### TASK BRIEF
Pull every "heating" line out of the data below.

= = = = =

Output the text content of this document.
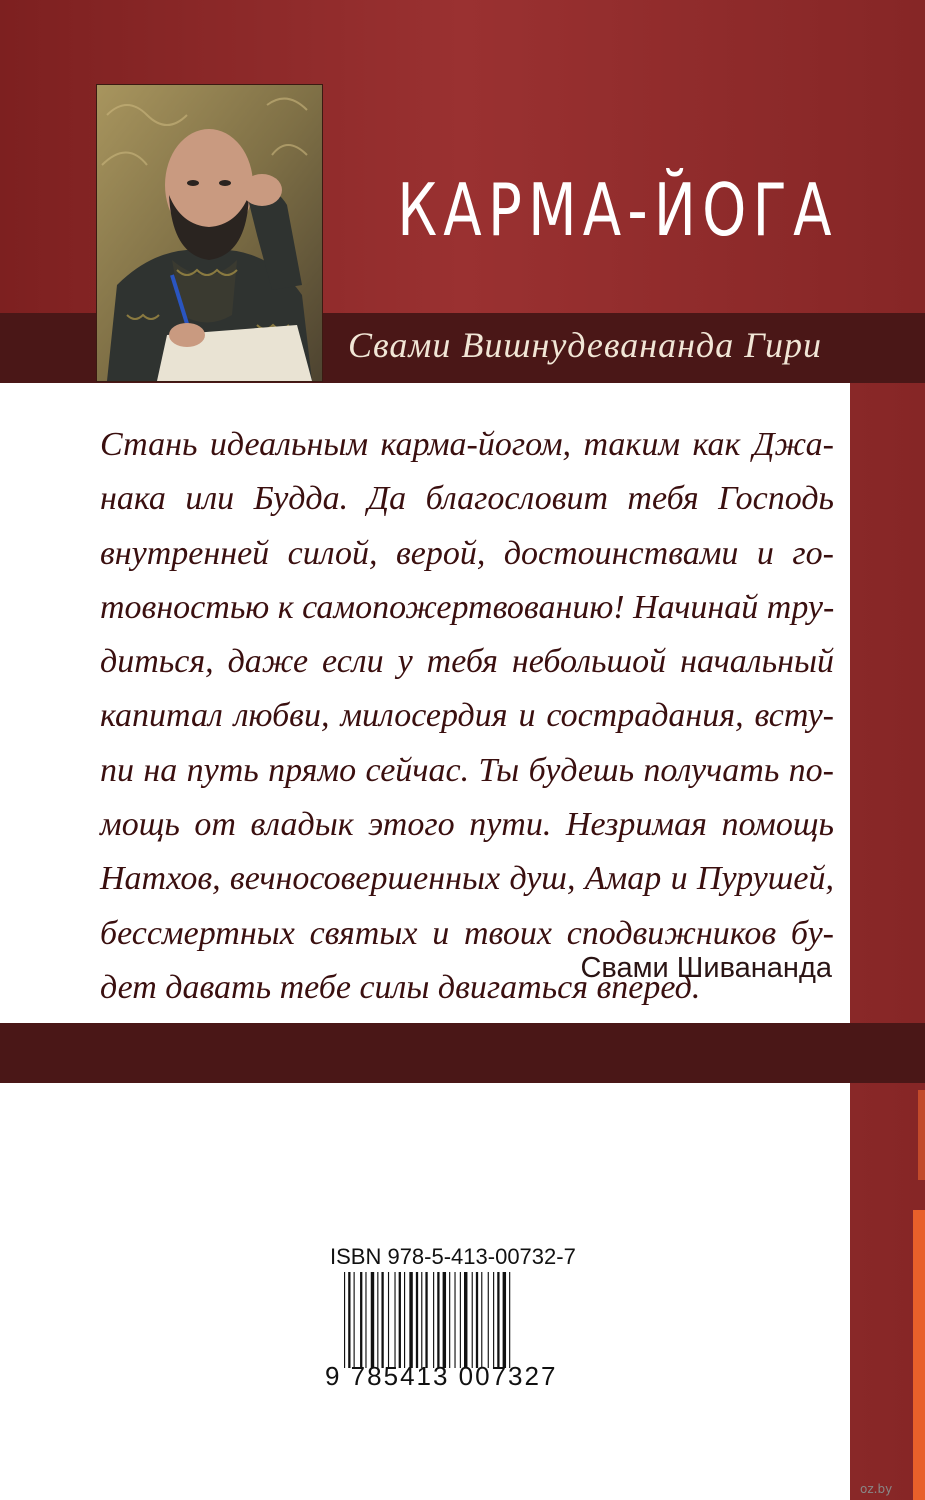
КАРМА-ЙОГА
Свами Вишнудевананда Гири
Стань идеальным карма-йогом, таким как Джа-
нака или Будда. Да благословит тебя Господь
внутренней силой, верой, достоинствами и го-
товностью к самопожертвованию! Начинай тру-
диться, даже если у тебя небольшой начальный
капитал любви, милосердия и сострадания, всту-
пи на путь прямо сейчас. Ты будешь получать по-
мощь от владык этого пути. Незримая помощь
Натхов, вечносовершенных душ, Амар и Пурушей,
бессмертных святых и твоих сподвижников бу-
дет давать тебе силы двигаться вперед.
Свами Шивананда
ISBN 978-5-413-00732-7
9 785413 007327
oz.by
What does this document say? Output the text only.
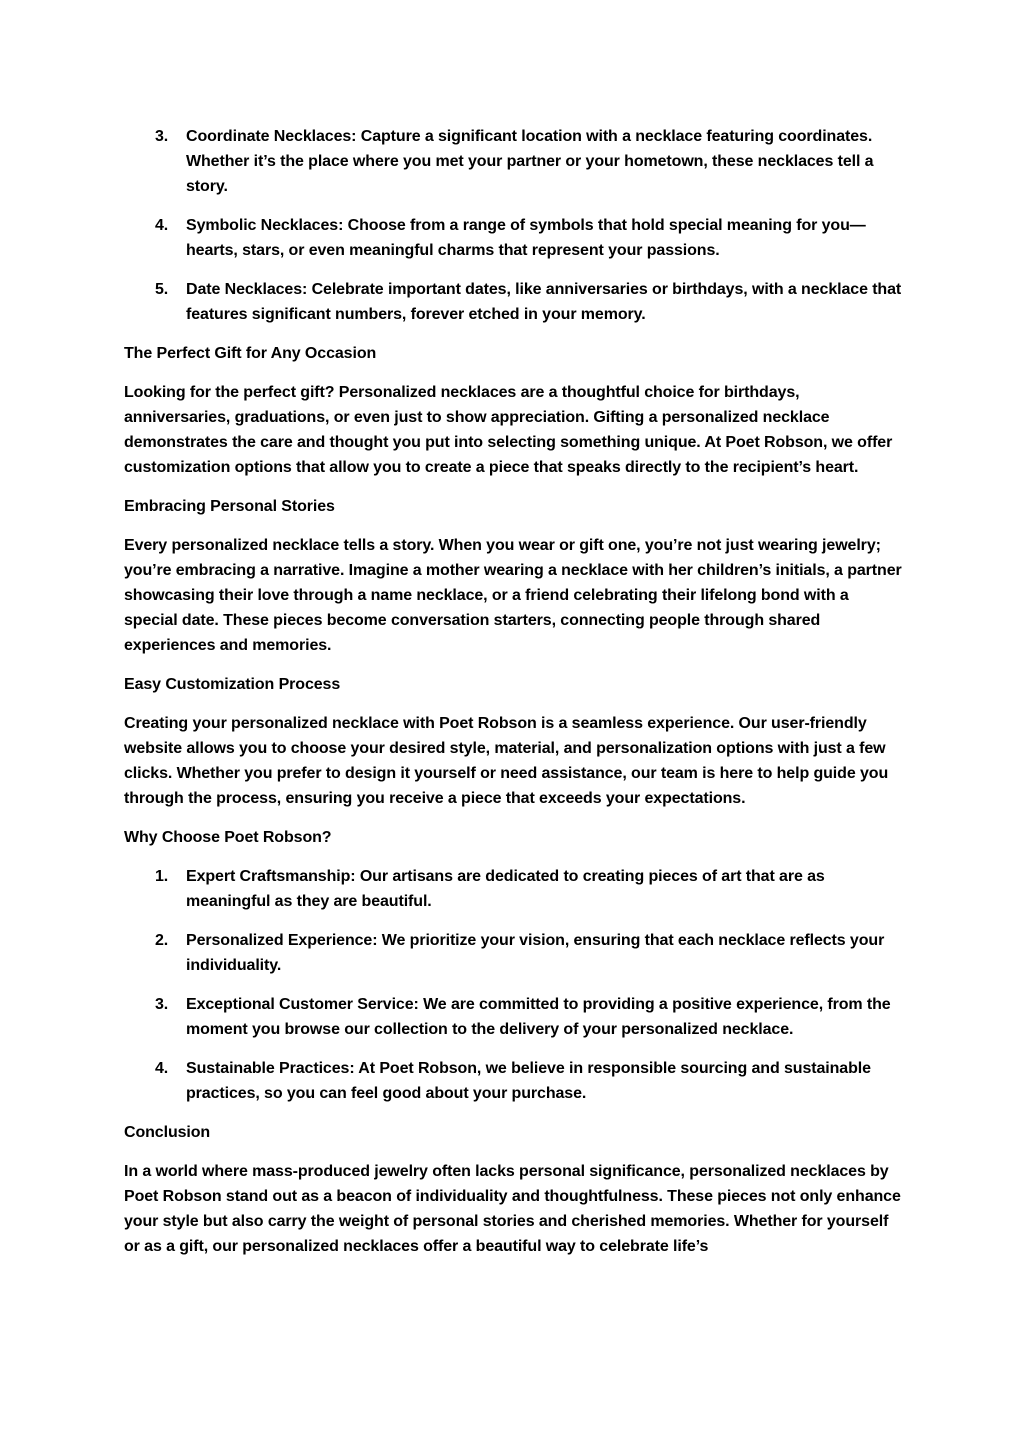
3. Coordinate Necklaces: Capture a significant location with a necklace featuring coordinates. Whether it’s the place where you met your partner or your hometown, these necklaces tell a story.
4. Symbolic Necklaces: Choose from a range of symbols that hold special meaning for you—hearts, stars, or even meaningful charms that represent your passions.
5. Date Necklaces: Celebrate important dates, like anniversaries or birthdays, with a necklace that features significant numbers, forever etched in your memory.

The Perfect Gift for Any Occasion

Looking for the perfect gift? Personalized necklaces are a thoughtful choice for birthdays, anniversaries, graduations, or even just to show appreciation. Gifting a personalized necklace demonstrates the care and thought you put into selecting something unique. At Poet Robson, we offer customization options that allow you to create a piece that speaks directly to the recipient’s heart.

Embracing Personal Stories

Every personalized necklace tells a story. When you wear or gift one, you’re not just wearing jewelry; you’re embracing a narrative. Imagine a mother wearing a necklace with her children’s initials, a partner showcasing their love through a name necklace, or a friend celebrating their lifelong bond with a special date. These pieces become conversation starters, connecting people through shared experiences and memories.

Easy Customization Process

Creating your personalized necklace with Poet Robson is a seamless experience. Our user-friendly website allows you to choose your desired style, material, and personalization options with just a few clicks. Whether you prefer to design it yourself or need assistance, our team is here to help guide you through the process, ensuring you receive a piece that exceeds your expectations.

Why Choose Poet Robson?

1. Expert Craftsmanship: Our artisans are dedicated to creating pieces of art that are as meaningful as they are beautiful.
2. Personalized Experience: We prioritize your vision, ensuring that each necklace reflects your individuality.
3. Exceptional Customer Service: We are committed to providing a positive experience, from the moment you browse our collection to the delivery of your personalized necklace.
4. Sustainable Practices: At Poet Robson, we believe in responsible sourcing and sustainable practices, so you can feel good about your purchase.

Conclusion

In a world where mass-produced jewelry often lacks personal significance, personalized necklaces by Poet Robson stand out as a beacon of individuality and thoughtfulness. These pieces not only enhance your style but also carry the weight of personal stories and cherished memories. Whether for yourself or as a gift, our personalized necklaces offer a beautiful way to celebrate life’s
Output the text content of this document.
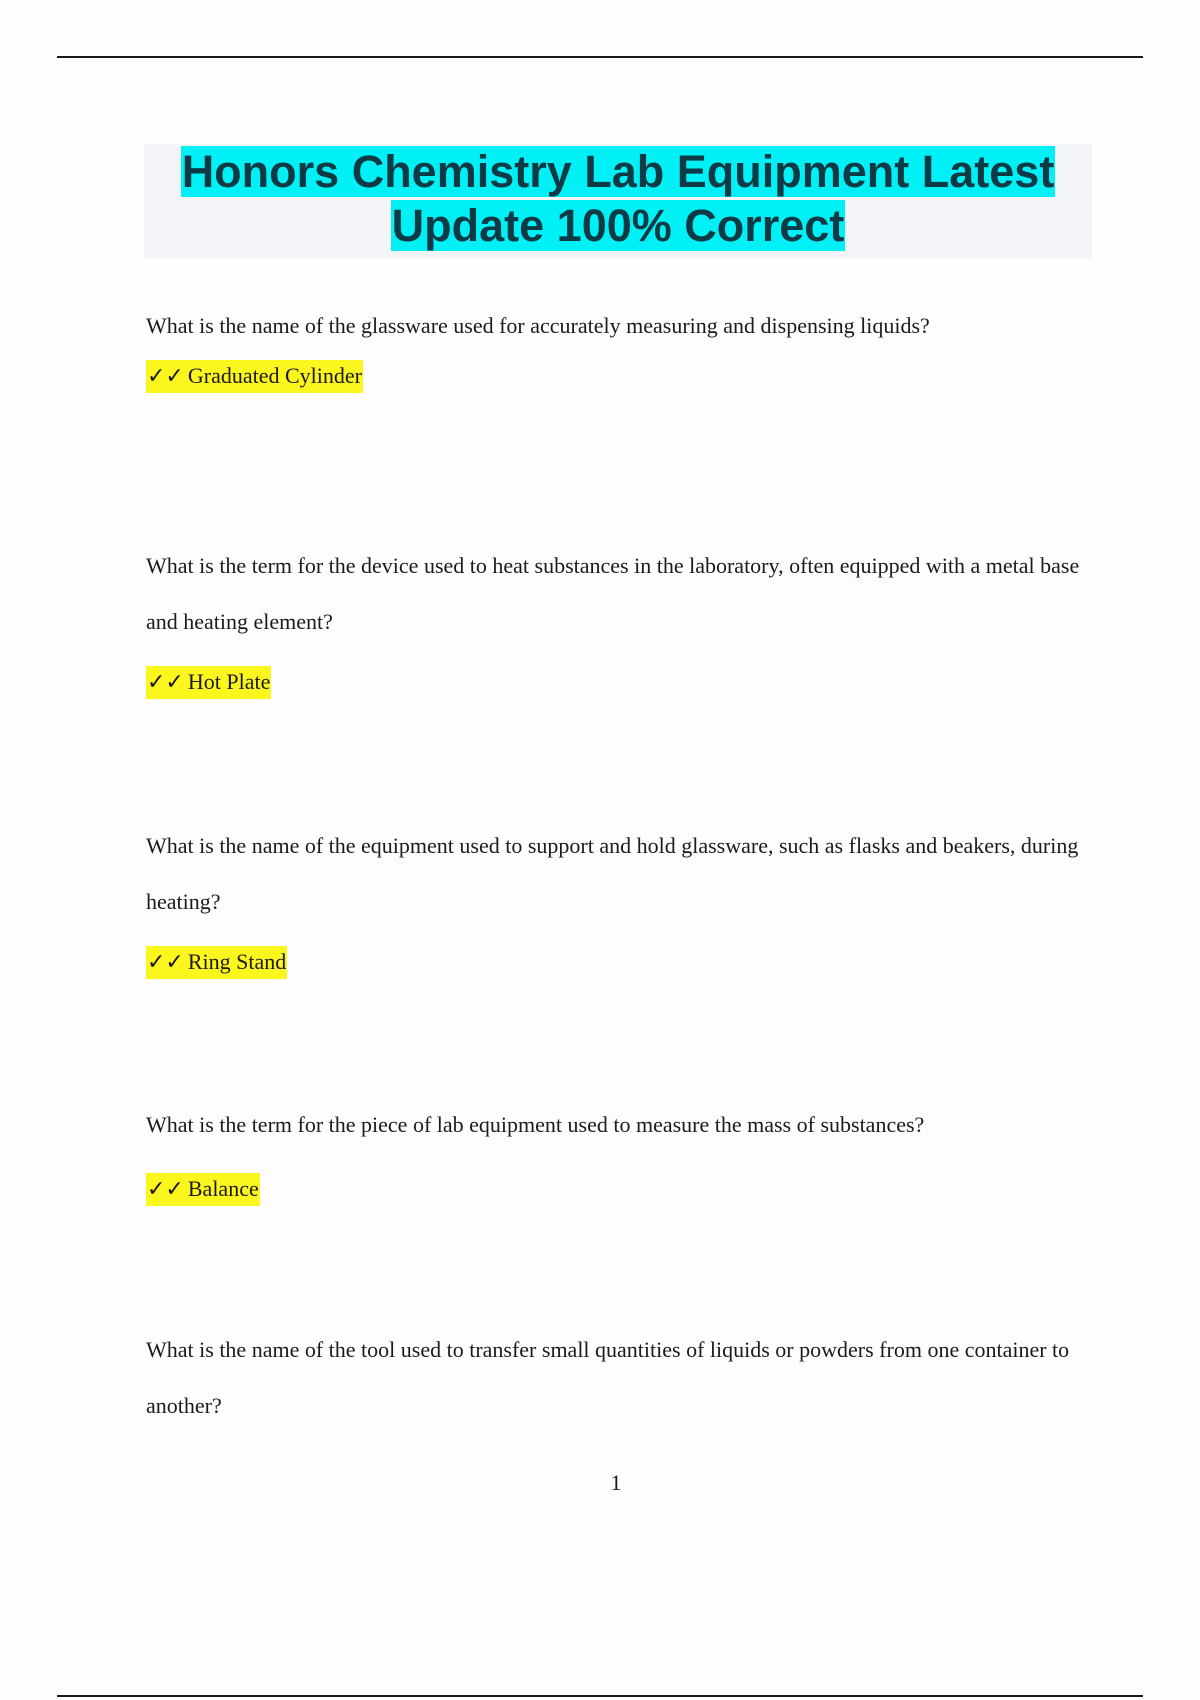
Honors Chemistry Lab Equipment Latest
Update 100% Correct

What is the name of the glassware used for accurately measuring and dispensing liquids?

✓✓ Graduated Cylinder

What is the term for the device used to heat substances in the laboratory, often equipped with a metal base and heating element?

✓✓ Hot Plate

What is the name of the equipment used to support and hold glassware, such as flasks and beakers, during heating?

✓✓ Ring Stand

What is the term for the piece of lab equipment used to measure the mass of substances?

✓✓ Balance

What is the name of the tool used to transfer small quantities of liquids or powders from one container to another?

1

= = = = =

### TASK ANSWER
What is the term for the device used to heat substances in the laboratory, often equipped with a metal base and heating element?
What is the name of the equipment used to support and hold glassware, such as flasks and beakers, during heating?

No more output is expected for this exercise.